[START]
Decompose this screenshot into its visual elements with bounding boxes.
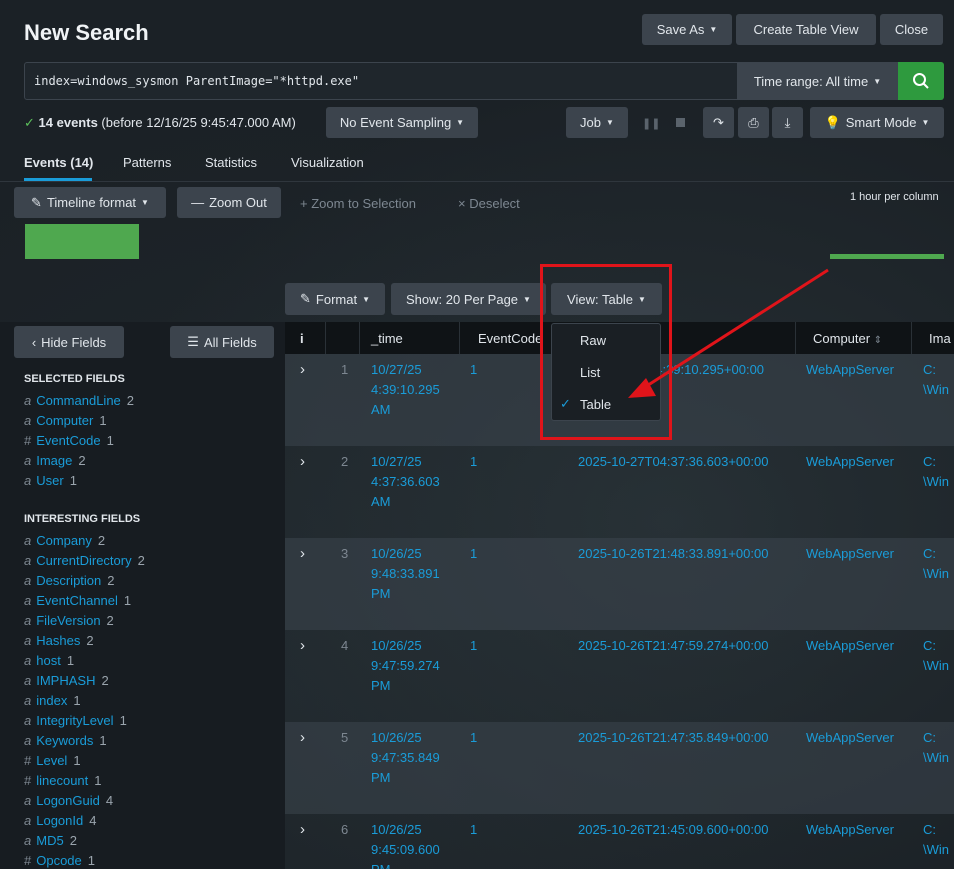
annotation-arrow [628,268,829,398]
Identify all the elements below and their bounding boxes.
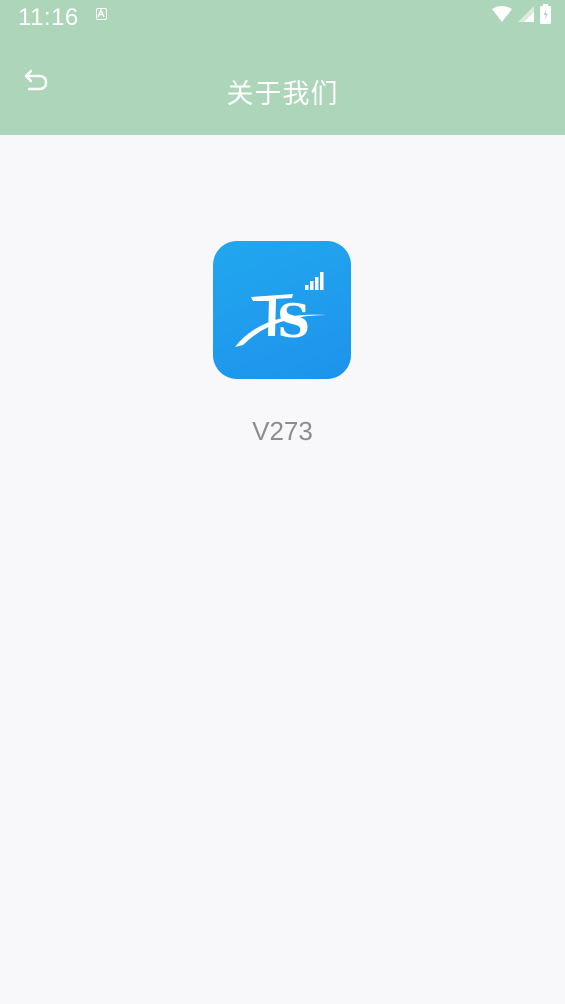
status-icons [492, 3, 551, 29]
ts-logo-icon: S [235, 272, 327, 348]
version-label: V273 [252, 416, 313, 446]
status-bar: 11:16 [0, 0, 565, 34]
battery-icon [540, 3, 551, 29]
status-time: 11:16 [18, 4, 79, 31]
app-logo: S [213, 241, 351, 379]
wifi-icon [492, 5, 512, 27]
app-bar: 关于我们 [0, 34, 565, 135]
cell-signal-icon [518, 5, 534, 27]
page-title: 关于我们 [226, 79, 339, 110]
keyboard-a-icon [96, 8, 107, 20]
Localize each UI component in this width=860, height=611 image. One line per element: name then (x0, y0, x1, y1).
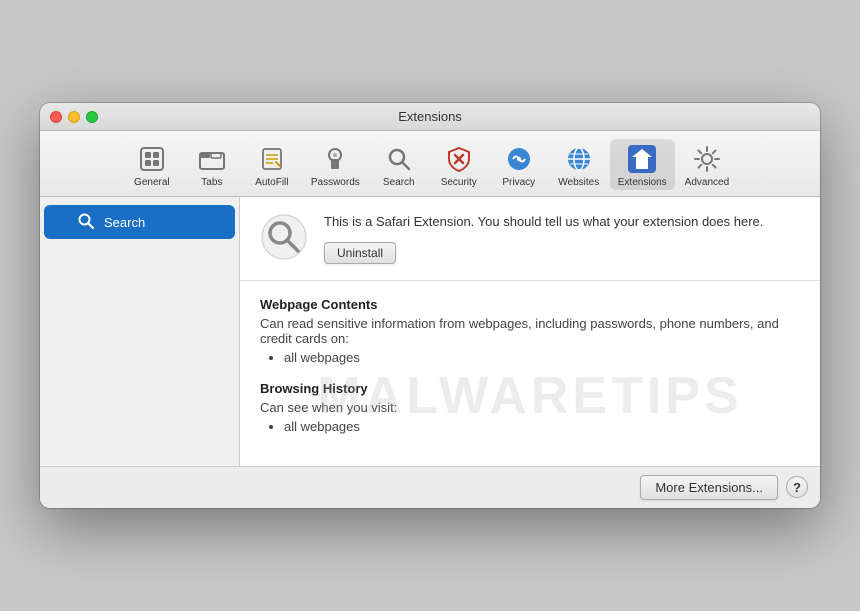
window-title: Extensions (398, 109, 462, 124)
checkmark-icon: ✓ (57, 217, 65, 228)
uninstall-button[interactable]: Uninstall (324, 242, 396, 264)
toolbar-item-autofill[interactable]: AutoFill (243, 139, 301, 190)
webpage-contents-item-0: all webpages (284, 350, 800, 365)
passwords-icon (319, 143, 351, 175)
extension-icon (260, 213, 308, 261)
content-area: ✓ Search (40, 197, 820, 465)
general-label: General (134, 177, 170, 188)
sidebar-item-label: Search (104, 215, 145, 230)
toolbar-item-extensions[interactable]: Extensions (610, 139, 675, 190)
search-label: Search (383, 177, 415, 188)
extensions-icon (626, 143, 658, 175)
minimize-button[interactable] (68, 111, 80, 123)
browsing-history-title: Browsing History (260, 381, 800, 396)
general-icon (136, 143, 168, 175)
security-icon (443, 143, 475, 175)
toolbar-items: General Tabs (123, 139, 737, 190)
traffic-lights (50, 111, 98, 123)
webpage-contents-title: Webpage Contents (260, 297, 800, 312)
tabs-icon (196, 143, 228, 175)
more-extensions-button[interactable]: More Extensions... (640, 475, 778, 500)
browsing-history-section: Browsing History Can see when you visit:… (260, 381, 800, 434)
main-window: Extensions General (40, 103, 820, 507)
security-label: Security (441, 177, 477, 188)
browsing-history-list: all webpages (260, 419, 800, 434)
extensions-label: Extensions (618, 177, 667, 188)
webpage-contents-desc: Can read sensitive information from webp… (260, 316, 800, 346)
sidebar-search-icon (76, 211, 96, 231)
toolbar: General Tabs (40, 131, 820, 197)
toolbar-item-tabs[interactable]: Tabs (183, 139, 241, 190)
privacy-label: Privacy (502, 177, 535, 188)
extension-checkbox[interactable]: ✓ (54, 215, 68, 229)
help-button[interactable]: ? (786, 476, 808, 498)
extension-info: This is a Safari Extension. You should t… (324, 213, 800, 263)
autofill-icon (256, 143, 288, 175)
toolbar-item-privacy[interactable]: Privacy (490, 139, 548, 190)
advanced-icon (691, 143, 723, 175)
extension-description: This is a Safari Extension. You should t… (324, 213, 800, 231)
websites-label: Websites (558, 177, 599, 188)
toolbar-item-passwords[interactable]: Passwords (303, 139, 368, 190)
permissions-section: Webpage Contents Can read sensitive info… (240, 281, 820, 466)
browsing-history-desc: Can see when you visit: (260, 400, 800, 415)
advanced-label: Advanced (685, 177, 729, 188)
toolbar-item-search[interactable]: Search (370, 139, 428, 190)
detail-panel: This is a Safari Extension. You should t… (240, 197, 820, 465)
search-icon (383, 143, 415, 175)
extension-header: This is a Safari Extension. You should t… (240, 197, 820, 280)
toolbar-item-general[interactable]: General (123, 139, 181, 190)
passwords-label: Passwords (311, 177, 360, 188)
tabs-label: Tabs (201, 177, 222, 188)
toolbar-item-websites[interactable]: Websites (550, 139, 608, 190)
sidebar: ✓ Search (40, 197, 240, 465)
toolbar-item-security[interactable]: Security (430, 139, 488, 190)
toolbar-item-advanced[interactable]: Advanced (677, 139, 737, 190)
privacy-icon (503, 143, 535, 175)
close-button[interactable] (50, 111, 62, 123)
browsing-history-item-0: all webpages (284, 419, 800, 434)
bottom-bar: More Extensions... ? (40, 466, 820, 508)
sidebar-item-search-ext[interactable]: ✓ Search (44, 205, 235, 239)
websites-icon (563, 143, 595, 175)
titlebar: Extensions (40, 103, 820, 131)
autofill-label: AutoFill (255, 177, 288, 188)
maximize-button[interactable] (86, 111, 98, 123)
webpage-contents-list: all webpages (260, 350, 800, 365)
webpage-contents-section: Webpage Contents Can read sensitive info… (260, 297, 800, 365)
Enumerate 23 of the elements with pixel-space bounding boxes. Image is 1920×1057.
[END]
Set task:
Please format every line of the records above as a JSON list of strings, one string per line, leaving out blank lines and the pictures.

Solution to this exercise:
[
  "Decompose this screenshot into its visual elements with bounding boxes.",
  "annotation-arrow [628,268,829,398]",
  "Identify all the elements below and their bounding boxes.",
  "status-icons [492, 3, 551, 29]",
  "ts-logo-icon: S [235, 272, 327, 348]",
  "version-label: V273 [252, 416, 313, 446]",
  "status-bar: 11:16 [0, 0, 565, 34]",
  "battery-icon [540, 3, 551, 29]",
  "status-time: 11:16 [18, 4, 79, 31]",
  "app-logo: S [213, 241, 351, 379]",
  "wifi-icon [492, 5, 512, 27]",
  "app-bar: 关于我们 [0, 34, 565, 135]",
  "cell-signal-icon [518, 5, 534, 27]",
  "page-title: 关于我们 [226, 79, 339, 110]",
  "keyboard-a-icon [96, 8, 107, 20]",
  "Localize each UI component in this width=860, height=611 image. One line per element: name then (x0, y0, x1, y1).",
  "window-title: Extensions (398, 109, 462, 124)",
  "checkmark-icon: ✓ (57, 217, 65, 228)",
  "uninstall-button[interactable]: Uninstall (324, 242, 396, 264)",
  "toolbar-item-autofill[interactable]: AutoFill (243, 139, 301, 190)",
  "webpage-contents-item-0: all webpages (284, 350, 800, 365)",
  "passwords-icon (319, 143, 351, 175)",
  "extension-icon (260, 213, 308, 261)",
  "content-area: ✓ Search (40, 197, 820, 465)",
  "general-label: General (134, 177, 170, 188)",
  "sidebar-item-label: Search (104, 215, 145, 230)",
  "toolbar-item-extensions[interactable]: Extensions (610, 139, 675, 190)",
  "search-label: Search (383, 177, 415, 188)",
  "extensions-icon (626, 143, 658, 175)",
  "minimize-button[interactable] (68, 111, 80, 123)",
  "browsing-history-title: Browsing History (260, 381, 800, 396)",
  "general-icon (136, 143, 168, 175)",
  "security-icon (443, 143, 475, 175)",
  "toolbar-items: General Tabs (123, 139, 737, 190)",
  "traffic-lights (50, 111, 98, 123)",
  "webpage-contents-title: Webpage Contents (260, 297, 800, 312)",
  "tabs-icon (196, 143, 228, 175)",
  "more-extensions-button[interactable]: More Extensions... (640, 475, 778, 500)",
  "browsing-history-section: Browsing History Can see when you visit:… (260, 381, 800, 434)",
  "main-window: Extensions General (40, 103, 820, 507)",
  "security-label: Security (441, 177, 477, 188)",
  "browsing-history-list: all webpages (260, 419, 800, 434)",
  "extensions-label: Extensions (618, 177, 667, 188)",
  "webpage-contents-desc: Can read sensitive information from webp… (260, 316, 800, 346)",
  "sidebar-search-icon (76, 211, 96, 231)",
  "toolbar: General Tabs (40, 131, 820, 197)",
  "toolbar-item-tabs[interactable]: Tabs (183, 139, 241, 190)",
  "privacy-label: Privacy (502, 177, 535, 188)",
  "extension-checkbox[interactable]: ✓ (54, 215, 68, 229)",
  "help-button[interactable]: ? (786, 476, 808, 498)",
  "extension-info: This is a Safari Extension. You should t… (324, 213, 800, 263)",
  "autofill-icon (256, 143, 288, 175)",
  "toolbar-item-privacy[interactable]: Privacy (490, 139, 548, 190)",
  "advanced-icon (691, 143, 723, 175)",
  "extension-description: This is a Safari Extension. You should t… (324, 213, 800, 231)",
  "websites-label: Websites (558, 177, 599, 188)",
  "toolbar-item-passwords[interactable]: Passwords (303, 139, 368, 190)",
  "permissions-section: Webpage Contents Can read sensitive info… (240, 281, 820, 466)",
  "browsing-history-desc: Can see when you visit: (260, 400, 800, 415)",
  "advanced-label: Advanced (685, 177, 729, 188)",
  "toolbar-item-search[interactable]: Search (370, 139, 428, 190)",
  "detail-panel: This is a Safari Extension. You should t… (240, 197, 820, 465)",
  "search-icon (383, 143, 415, 175)",
  "extension-header: This is a Safari Extension. You should t… (240, 197, 820, 280)",
  "toolbar-item-general[interactable]: General (123, 139, 181, 190)",
  "passwords-label: Passwords (311, 177, 360, 188)",
  "tabs-label: Tabs (201, 177, 222, 188)",
  "toolbar-item-websites[interactable]: Websites (550, 139, 608, 190)",
  "sidebar: ✓ Search (40, 197, 240, 465)",
  "toolbar-item-security[interactable]: Security (430, 139, 488, 190)",
  "toolbar-item-advanced[interactable]: Advanced (677, 139, 737, 190)",
  "privacy-icon (503, 143, 535, 175)",
  "close-button[interactable] (50, 111, 62, 123)",
  "browsing-history-item-0: all webpages (284, 419, 800, 434)",
  "bottom-bar: More Extensions... ? (40, 466, 820, 508)",
  "sidebar-item-search-ext[interactable]: ✓ Search (44, 205, 235, 239)",
  "websites-icon (563, 143, 595, 175)",
  "titlebar: Extensions (40, 103, 820, 131)",
  "autofill-label: AutoFill (255, 177, 288, 188)",
  "maximize-button[interactable] (86, 111, 98, 123)",
  "webpage-contents-list: all webpages (260, 350, 800, 365)",
  "webpage-contents-section: Webpage Contents Can read sensitive info… (260, 297, 800, 365)",
  "Enumerate 23 of the elements with pixel-space bounding boxes. Image is 1920×1057."
]